§ **Extracted information**
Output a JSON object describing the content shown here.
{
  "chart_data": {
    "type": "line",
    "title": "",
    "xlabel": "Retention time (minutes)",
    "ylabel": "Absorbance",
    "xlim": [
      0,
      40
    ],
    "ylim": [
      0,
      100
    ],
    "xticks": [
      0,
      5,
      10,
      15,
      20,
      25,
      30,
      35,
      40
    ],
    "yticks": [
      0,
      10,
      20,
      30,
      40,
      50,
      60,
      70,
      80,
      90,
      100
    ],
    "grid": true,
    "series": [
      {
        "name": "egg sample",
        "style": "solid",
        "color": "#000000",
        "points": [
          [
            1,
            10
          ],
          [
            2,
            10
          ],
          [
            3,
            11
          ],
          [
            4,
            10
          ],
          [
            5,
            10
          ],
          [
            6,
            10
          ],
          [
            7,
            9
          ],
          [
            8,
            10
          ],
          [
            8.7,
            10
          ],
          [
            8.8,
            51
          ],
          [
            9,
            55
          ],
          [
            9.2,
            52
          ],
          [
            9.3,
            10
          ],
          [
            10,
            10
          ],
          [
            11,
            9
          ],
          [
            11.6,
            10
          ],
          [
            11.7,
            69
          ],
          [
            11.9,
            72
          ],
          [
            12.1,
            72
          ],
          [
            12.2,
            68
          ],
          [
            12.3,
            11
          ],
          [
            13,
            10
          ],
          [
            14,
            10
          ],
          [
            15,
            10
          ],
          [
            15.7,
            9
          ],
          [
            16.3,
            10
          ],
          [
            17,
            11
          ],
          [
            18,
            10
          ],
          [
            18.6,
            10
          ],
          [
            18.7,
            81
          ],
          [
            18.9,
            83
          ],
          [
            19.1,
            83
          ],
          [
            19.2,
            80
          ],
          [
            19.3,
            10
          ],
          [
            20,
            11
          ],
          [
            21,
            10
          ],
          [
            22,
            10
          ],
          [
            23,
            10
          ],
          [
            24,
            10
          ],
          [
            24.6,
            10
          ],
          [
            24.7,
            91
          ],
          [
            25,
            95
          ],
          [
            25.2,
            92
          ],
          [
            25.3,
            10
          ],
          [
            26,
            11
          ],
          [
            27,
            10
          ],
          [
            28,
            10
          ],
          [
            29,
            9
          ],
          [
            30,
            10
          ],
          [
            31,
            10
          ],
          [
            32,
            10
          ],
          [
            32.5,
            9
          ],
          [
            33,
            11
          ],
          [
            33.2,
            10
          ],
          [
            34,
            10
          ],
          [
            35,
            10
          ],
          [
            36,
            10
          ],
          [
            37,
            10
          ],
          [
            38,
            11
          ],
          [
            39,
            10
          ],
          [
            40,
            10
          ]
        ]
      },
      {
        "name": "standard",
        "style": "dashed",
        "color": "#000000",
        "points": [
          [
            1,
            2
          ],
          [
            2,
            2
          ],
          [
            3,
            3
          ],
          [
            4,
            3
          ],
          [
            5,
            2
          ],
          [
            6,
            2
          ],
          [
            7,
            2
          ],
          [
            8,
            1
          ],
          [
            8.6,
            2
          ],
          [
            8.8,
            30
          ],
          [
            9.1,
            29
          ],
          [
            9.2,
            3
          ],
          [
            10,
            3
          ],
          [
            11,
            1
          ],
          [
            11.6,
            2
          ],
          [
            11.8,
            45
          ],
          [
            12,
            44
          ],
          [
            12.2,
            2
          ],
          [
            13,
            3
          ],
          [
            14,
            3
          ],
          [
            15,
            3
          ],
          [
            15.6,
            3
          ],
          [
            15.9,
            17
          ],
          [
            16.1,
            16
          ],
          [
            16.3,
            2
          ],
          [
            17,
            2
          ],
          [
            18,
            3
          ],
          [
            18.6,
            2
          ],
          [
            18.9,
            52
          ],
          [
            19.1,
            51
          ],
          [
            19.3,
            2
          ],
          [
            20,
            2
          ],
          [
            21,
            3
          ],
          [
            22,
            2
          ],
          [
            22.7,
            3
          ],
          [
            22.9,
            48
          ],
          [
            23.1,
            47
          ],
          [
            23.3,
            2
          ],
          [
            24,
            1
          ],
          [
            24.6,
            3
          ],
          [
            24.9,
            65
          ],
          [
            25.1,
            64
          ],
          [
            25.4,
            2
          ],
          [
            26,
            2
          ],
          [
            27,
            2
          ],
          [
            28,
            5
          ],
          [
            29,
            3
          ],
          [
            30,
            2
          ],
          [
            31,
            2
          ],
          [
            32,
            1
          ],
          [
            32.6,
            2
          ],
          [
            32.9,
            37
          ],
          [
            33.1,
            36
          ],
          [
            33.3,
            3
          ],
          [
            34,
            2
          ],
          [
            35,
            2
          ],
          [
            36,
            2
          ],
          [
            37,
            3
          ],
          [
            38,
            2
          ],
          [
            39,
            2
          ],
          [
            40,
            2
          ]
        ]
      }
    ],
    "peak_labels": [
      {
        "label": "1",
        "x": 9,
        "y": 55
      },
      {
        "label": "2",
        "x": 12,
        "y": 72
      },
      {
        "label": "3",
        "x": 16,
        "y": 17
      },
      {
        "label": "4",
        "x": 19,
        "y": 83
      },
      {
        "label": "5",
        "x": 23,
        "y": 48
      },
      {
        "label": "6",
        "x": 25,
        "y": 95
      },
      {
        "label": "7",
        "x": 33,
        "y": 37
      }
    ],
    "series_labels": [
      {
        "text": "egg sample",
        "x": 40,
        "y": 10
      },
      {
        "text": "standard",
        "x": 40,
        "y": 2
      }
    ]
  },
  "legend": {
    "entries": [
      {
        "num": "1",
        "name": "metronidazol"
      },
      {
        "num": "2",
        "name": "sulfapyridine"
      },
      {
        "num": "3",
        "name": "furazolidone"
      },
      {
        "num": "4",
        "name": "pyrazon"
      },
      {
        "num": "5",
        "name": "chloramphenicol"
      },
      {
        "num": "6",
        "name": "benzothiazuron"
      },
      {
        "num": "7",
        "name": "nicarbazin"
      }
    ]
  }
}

§ **Problem description**
From the first line to the last, please quote the material above exactly.

§ **Output for this task**
Output a JSON object describing the content shown here.
{
  "chart_data": {
    "type": "line",
    "title": "",
    "xlabel": "Retention time (minutes)",
    "ylabel": "Absorbance",
    "xlim": [
      0,
      40
    ],
    "ylim": [
      0,
      100
    ],
    "xticks": [
      0,
      5,
      10,
      15,
      20,
      25,
      30,
      35,
      40
    ],
    "yticks": [
      0,
      10,
      20,
      30,
      40,
      50,
      60,
      70,
      80,
      90,
      100
    ],
    "grid": true,
    "series": [
      {
        "name": "egg sample",
        "style": "solid",
        "color": "#000000",
        "points": [
          [
            1,
            10
          ],
          [
            2,
            10
          ],
          [
            3,
            11
          ],
          [
            4,
            10
          ],
          [
            5,
            10
          ],
          [
            6,
            10
          ],
          [
            7,
            9
          ],
          [
            8,
            10
          ],
          [
            8.7,
            10
          ],
          [
            8.8,
            51
          ],
          [
            9,
            55
          ],
          [
            9.2,
            52
          ],
          [
            9.3,
            10
          ],
          [
            10,
            10
          ],
          [
            11,
            9
          ],
          [
            11.6,
            10
          ],
          [
            11.7,
            69
          ],
          [
            11.9,
            72
          ],
          [
            12.1,
            72
          ],
          [
            12.2,
            68
          ],
          [
            12.3,
            11
          ],
          [
            13,
            10
          ],
          [
            14,
            10
          ],
          [
            15,
            10
          ],
          [
            15.7,
            9
          ],
          [
            16.3,
            10
          ],
          [
            17,
            11
          ],
          [
            18,
            10
          ],
          [
            18.6,
            10
          ],
          [
            18.7,
            81
          ],
          [
            18.9,
            83
          ],
          [
            19.1,
            83
          ],
          [
            19.2,
            80
          ],
          [
            19.3,
            10
          ],
          [
            20,
            11
          ],
          [
            21,
            10
          ],
          [
            22,
            10
          ],
          [
            23,
            10
          ],
          [
            24,
            10
          ],
          [
            24.6,
            10
          ],
          [
            24.7,
            91
          ],
          [
            25,
            95
          ],
          [
            25.2,
            92
          ],
          [
            25.3,
            10
          ],
          [
            26,
            11
          ],
          [
            27,
            10
          ],
          [
            28,
            10
          ],
          [
            29,
            9
          ],
          [
            30,
            10
          ],
          [
            31,
            10
          ],
          [
            32,
            10
          ],
          [
            32.5,
            9
          ],
          [
            33,
            11
          ],
          [
            33.2,
            10
          ],
          [
            34,
            10
          ],
          [
            35,
            10
          ],
          [
            36,
            10
          ],
          [
            37,
            10
          ],
          [
            38,
            11
          ],
          [
            39,
            10
          ],
          [
            40,
            10
          ]
        ]
      },
      {
        "name": "standard",
        "style": "dashed",
        "color": "#000000",
        "points": [
          [
            1,
            2
          ],
          [
            2,
            2
          ],
          [
            3,
            3
          ],
          [
            4,
            3
          ],
          [
            5,
            2
          ],
          [
            6,
            2
          ],
          [
            7,
            2
          ],
          [
            8,
            1
          ],
          [
            8.6,
            2
          ],
          [
            8.8,
            30
          ],
          [
            9.1,
            29
          ],
          [
            9.2,
            3
          ],
          [
            10,
            3
          ],
          [
            11,
            1
          ],
          [
            11.6,
            2
          ],
          [
            11.8,
            45
          ],
          [
            12,
            44
          ],
          [
            12.2,
            2
          ],
          [
            13,
            3
          ],
          [
            14,
            3
          ],
          [
            15,
            3
          ],
          [
            15.6,
            3
          ],
          [
            15.9,
            17
          ],
          [
            16.1,
            16
          ],
          [
            16.3,
            2
          ],
          [
            17,
            2
          ],
          [
            18,
            3
          ],
          [
            18.6,
            2
          ],
          [
            18.9,
            52
          ],
          [
            19.1,
            51
          ],
          [
            19.3,
            2
          ],
          [
            20,
            2
          ],
          [
            21,
            3
          ],
          [
            22,
            2
          ],
          [
            22.7,
            3
          ],
          [
            22.9,
            48
          ],
          [
            23.1,
            47
          ],
          [
            23.3,
            2
          ],
          [
            24,
            1
          ],
          [
            24.6,
            3
          ],
          [
            24.9,
            65
          ],
          [
            25.1,
            64
          ],
          [
            25.4,
            2
          ],
          [
            26,
            2
          ],
          [
            27,
            2
          ],
          [
            28,
            5
          ],
          [
            29,
            3
          ],
          [
            30,
            2
          ],
          [
            31,
            2
          ],
          [
            32,
            1
          ],
          [
            32.6,
            2
          ],
          [
            32.9,
            37
          ],
          [
            33.1,
            36
          ],
          [
            33.3,
            3
          ],
          [
            34,
            2
          ],
          [
            35,
            2
          ],
          [
            36,
            2
          ],
          [
            37,
            3
          ],
          [
            38,
            2
          ],
          [
            39,
            2
          ],
          [
            40,
            2
          ]
        ]
      }
    ],
    "peak_labels": [
      {
        "label": "1",
        "x": 9,
        "y": 55
      },
      {
        "label": "2",
        "x": 12,
        "y": 72
      },
      {
        "label": "3",
        "x": 16,
        "y": 17
      },
      {
        "label": "4",
        "x": 19,
        "y": 83
      },
      {
        "label": "5",
        "x": 23,
        "y": 48
      },
      {
        "label": "6",
        "x": 25,
        "y": 95
      },
      {
        "label": "7",
        "x": 33,
        "y": 37
      }
    ],
    "series_labels": [
      {
        "text": "egg sample",
        "x": 40,
        "y": 10
      },
      {
        "text": "standard",
        "x": 40,
        "y": 2
      }
    ]
  },
  "legend": {
    "entries": [
      {
        "num": "1",
        "name": "metronidazol"
      },
      {
        "num": "2",
        "name": "sulfapyridine"
      },
      {
        "num": "3",
        "name": "furazolidone"
      },
      {
        "num": "4",
        "name": "pyrazon"
      },
      {
        "num": "5",
        "name": "chloramphenicol"
      },
      {
        "num": "6",
        "name": "benzothiazuron"
      },
      {
        "num": "7",
        "name": "nicarbazin"
      }
    ]
  }
}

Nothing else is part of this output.